Problem details:
Reproduce every record exactly as it appears, but not the pictures.

Data entries:
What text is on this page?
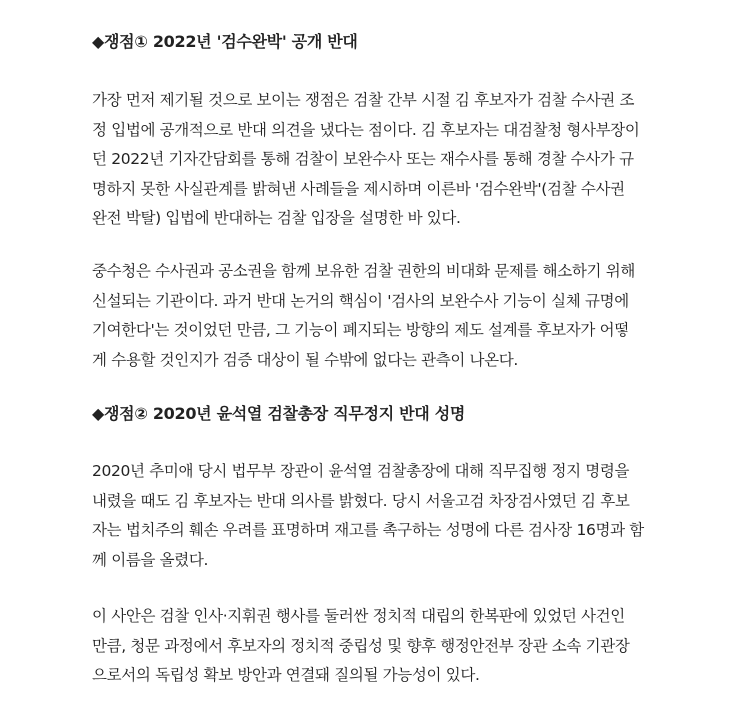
◆쟁점① 2022년 '검수완박' 공개 반대

가장 먼저 제기될 것으로 보이는 쟁점은 검찰 간부 시절 김 후보자가 검찰 수사권 조
정 입법에 공개적으로 반대 의견을 냈다는 점이다. 김 후보자는 대검찰청 형사부장이
던 2022년 기자간담회를 통해 검찰이 보완수사 또는 재수사를 통해 경찰 수사가 규
명하지 못한 사실관계를 밝혀낸 사례들을 제시하며 이른바 '검수완박'(검찰 수사권
완전 박탈) 입법에 반대하는 검찰 입장을 설명한 바 있다.

중수청은 수사권과 공소권을 함께 보유한 검찰 권한의 비대화 문제를 해소하기 위해
신설되는 기관이다. 과거 반대 논거의 핵심이 '검사의 보완수사 기능이 실체 규명에
기여한다'는 것이었던 만큼, 그 기능이 폐지되는 방향의 제도 설계를 후보자가 어떻
게 수용할 것인지가 검증 대상이 될 수밖에 없다는 관측이 나온다.

◆쟁점② 2020년 윤석열 검찰총장 직무정지 반대 성명

2020년 추미애 당시 법무부 장관이 윤석열 검찰총장에 대해 직무집행 정지 명령을
내렸을 때도 김 후보자는 반대 의사를 밝혔다. 당시 서울고검 차장검사였던 김 후보
자는 법치주의 훼손 우려를 표명하며 재고를 촉구하는 성명에 다른 검사장 16명과 함
께 이름을 올렸다.

이 사안은 검찰 인사·지휘권 행사를 둘러싼 정치적 대립의 한복판에 있었던 사건인
만큼, 청문 과정에서 후보자의 정치적 중립성 및 향후 행정안전부 장관 소속 기관장
으로서의 독립성 확보 방안과 연결돼 질의될 가능성이 있다.
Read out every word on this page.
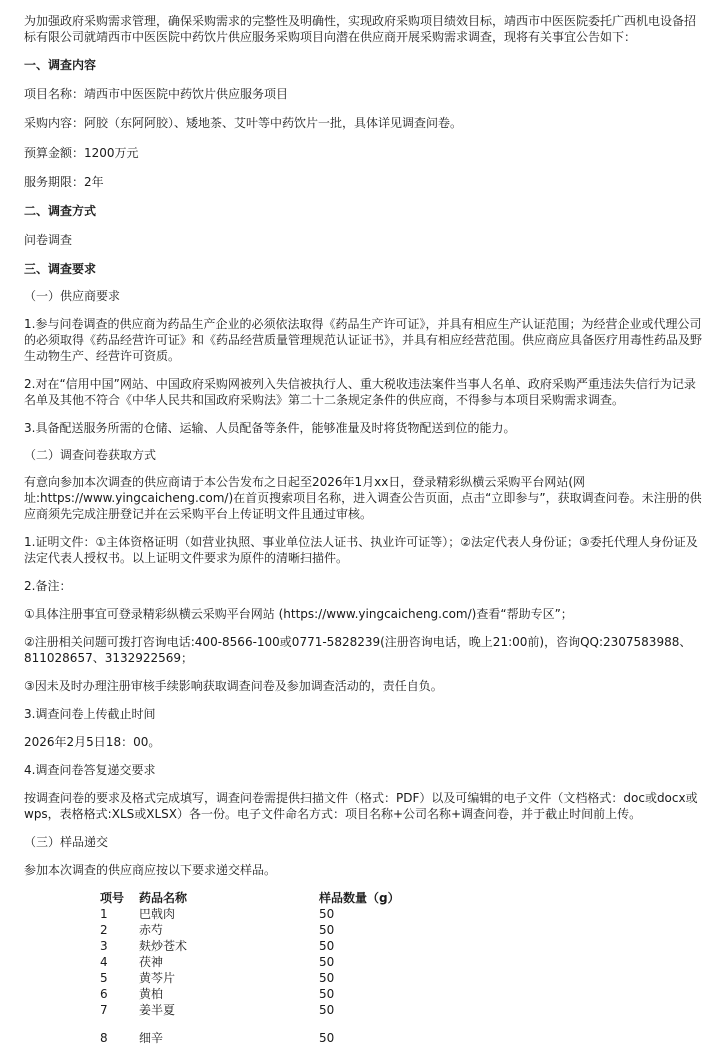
为加强政府采购需求管理，确保采购需求的完整性及明确性，实现政府采购项目绩效目标，靖西市中医医院委托广西机电设备招标有限公司就靖西市中医医院中药饮片供应服务采购项目向潜在供应商开展采购需求调查，现将有关事宜公告如下：

一、调查内容

项目名称：靖西市中医医院中药饮片供应服务项目

采购内容：阿胶（东阿阿胶）、矮地茶、艾叶等中药饮片一批，具体详见调查问卷。

预算金额：1200万元

服务期限：2年

二、调查方式

问卷调查

三、调查要求

（一）供应商要求

1.参与问卷调查的供应商为药品生产企业的必须依法取得《药品生产许可证》，并具有相应生产认证范围；为经营企业或代理公司的必须取得《药品经营许可证》和《药品经营质量管理规范认证证书》，并具有相应经营范围。供应商应具备医疗用毒性药品及野生动物生产、经营许可资质。

2.对在“信用中国”网站、中国政府采购网被列入失信被执行人、重大税收违法案件当事人名单、政府采购严重违法失信行为记录名单及其他不符合《中华人民共和国政府采购法》第二十二条规定条件的供应商，不得参与本项目采购需求调查。

3.具备配送服务所需的仓储、运输、人员配备等条件，能够准量及时将货物配送到位的能力。

（二）调查问卷获取方式

有意向参加本次调查的供应商请于本公告发布之日起至2026年1月xx日，登录精彩纵横云采购平台网站(网址:https://www.yingcaicheng.com/)在首页搜索项目名称，进入调查公告页面，点击“立即参与”，获取调查问卷。未注册的供应商须先完成注册登记并在云采购平台上传证明文件且通过审核。

1.证明文件：①主体资格证明（如营业执照、事业单位法人证书、执业许可证等）；②法定代表人身份证；③委托代理人身份证及法定代表人授权书。以上证明文件要求为原件的清晰扫描件。

2.备注：

①具体注册事宜可登录精彩纵横云采购平台网站 (https://www.yingcaicheng.com/)查看“帮助专区”；

②注册相关问题可拨打咨询电话:400-8566-100或0771-5828239(注册咨询电话，晚上21:00前)，咨询QQ:2307583988、811028657、3132922569；

③因未及时办理注册审核手续影响获取调查问卷及参加调查活动的，责任自负。

3.调查问卷上传截止时间

2026年2月5日18：00。

4.调查问卷答复递交要求

按调查问卷的要求及格式完成填写，调查问卷需提供扫描文件（格式：PDF）以及可编辑的电子文件（文档格式：doc或docx或wps，表格格式:XLS或XLSX）各一份。电子文件命名方式：项目名称+公司名称+调查问卷，并于截止时间前上传。

（三）样品递交

参加本次调查的供应商应按以下要求递交样品。

项号	药品名称	样品数量（g）
1	巴戟肉	50
2	赤芍	50
3	麸炒苍术	50
4	茯神	50
5	黄芩片	50
6	黄柏	50
7	姜半夏	50
8	细辛	50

Output of the task:
What text is on this page?
◆쟁점① 2022년 '검수완박' 공개 반대

가장 먼저 제기될 것으로 보이는 쟁점은 검찰 간부 시절 김 후보자가 검찰 수사권 조
정 입법에 공개적으로 반대 의견을 냈다는 점이다. 김 후보자는 대검찰청 형사부장이
던 2022년 기자간담회를 통해 검찰이 보완수사 또는 재수사를 통해 경찰 수사가 규
명하지 못한 사실관계를 밝혀낸 사례들을 제시하며 이른바 '검수완박'(검찰 수사권
완전 박탈) 입법에 반대하는 검찰 입장을 설명한 바 있다.

중수청은 수사권과 공소권을 함께 보유한 검찰 권한의 비대화 문제를 해소하기 위해
신설되는 기관이다. 과거 반대 논거의 핵심이 '검사의 보완수사 기능이 실체 규명에
기여한다'는 것이었던 만큼, 그 기능이 폐지되는 방향의 제도 설계를 후보자가 어떻
게 수용할 것인지가 검증 대상이 될 수밖에 없다는 관측이 나온다.

◆쟁점② 2020년 윤석열 검찰총장 직무정지 반대 성명

2020년 추미애 당시 법무부 장관이 윤석열 검찰총장에 대해 직무집행 정지 명령을
내렸을 때도 김 후보자는 반대 의사를 밝혔다. 당시 서울고검 차장검사였던 김 후보
자는 법치주의 훼손 우려를 표명하며 재고를 촉구하는 성명에 다른 검사장 16명과 함
께 이름을 올렸다.

이 사안은 검찰 인사·지휘권 행사를 둘러싼 정치적 대립의 한복판에 있었던 사건인
만큼, 청문 과정에서 후보자의 정치적 중립성 및 향후 행정안전부 장관 소속 기관장
으로서의 독립성 확보 방안과 연결돼 질의될 가능성이 있다.
Read out every word on this page.
为加强政府采购需求管理，确保采购需求的完整性及明确性，实现政府采购项目绩效目标，靖西市中医医院委托广西机电设备招标有限公司就靖西市中医医院中药饮片供应服务采购项目向潜在供应商开展采购需求调查，现将有关事宜公告如下：

一、调查内容

项目名称：靖西市中医医院中药饮片供应服务项目

采购内容：阿胶（东阿阿胶）、矮地茶、艾叶等中药饮片一批，具体详见调查问卷。

预算金额：1200万元

服务期限：2年

二、调查方式

问卷调查

三、调查要求

（一）供应商要求

1.参与问卷调查的供应商为药品生产企业的必须依法取得《药品生产许可证》，并具有相应生产认证范围；为经营企业或代理公司的必须取得《药品经营许可证》和《药品经营质量管理规范认证证书》，并具有相应经营范围。供应商应具备医疗用毒性药品及野生动物生产、经营许可资质。

2.对在“信用中国”网站、中国政府采购网被列入失信被执行人、重大税收违法案件当事人名单、政府采购严重违法失信行为记录名单及其他不符合《中华人民共和国政府采购法》第二十二条规定条件的供应商，不得参与本项目采购需求调查。

3.具备配送服务所需的仓储、运输、人员配备等条件，能够准量及时将货物配送到位的能力。

（二）调查问卷获取方式

有意向参加本次调查的供应商请于本公告发布之日起至2026年1月xx日，登录精彩纵横云采购平台网站(网址:https://www.yingcaicheng.com/)在首页搜索项目名称，进入调查公告页面，点击“立即参与”，获取调查问卷。未注册的供应商须先完成注册登记并在云采购平台上传证明文件且通过审核。

1.证明文件：①主体资格证明（如营业执照、事业单位法人证书、执业许可证等）；②法定代表人身份证；③委托代理人身份证及法定代表人授权书。以上证明文件要求为原件的清晰扫描件。

2.备注：

①具体注册事宜可登录精彩纵横云采购平台网站 (https://www.yingcaicheng.com/)查看“帮助专区”；

②注册相关问题可拨打咨询电话:400-8566-100或0771-5828239(注册咨询电话，晚上21:00前)，咨询QQ:2307583988、811028657、3132922569；

③因未及时办理注册审核手续影响获取调查问卷及参加调查活动的，责任自负。

3.调查问卷上传截止时间

2026年2月5日18：00。

4.调查问卷答复递交要求

按调查问卷的要求及格式完成填写，调查问卷需提供扫描文件（格式：PDF）以及可编辑的电子文件（文档格式：doc或docx或wps，表格格式:XLS或XLSX）各一份。电子文件命名方式：项目名称+公司名称+调查问卷，并于截止时间前上传。

（三）样品递交

参加本次调查的供应商应按以下要求递交样品。

项号	药品名称	样品数量（g）
1	巴戟肉	50
2	赤芍	50
3	麸炒苍术	50
4	茯神	50
5	黄芩片	50
6	黄柏	50
7	姜半夏	50
8	细辛	50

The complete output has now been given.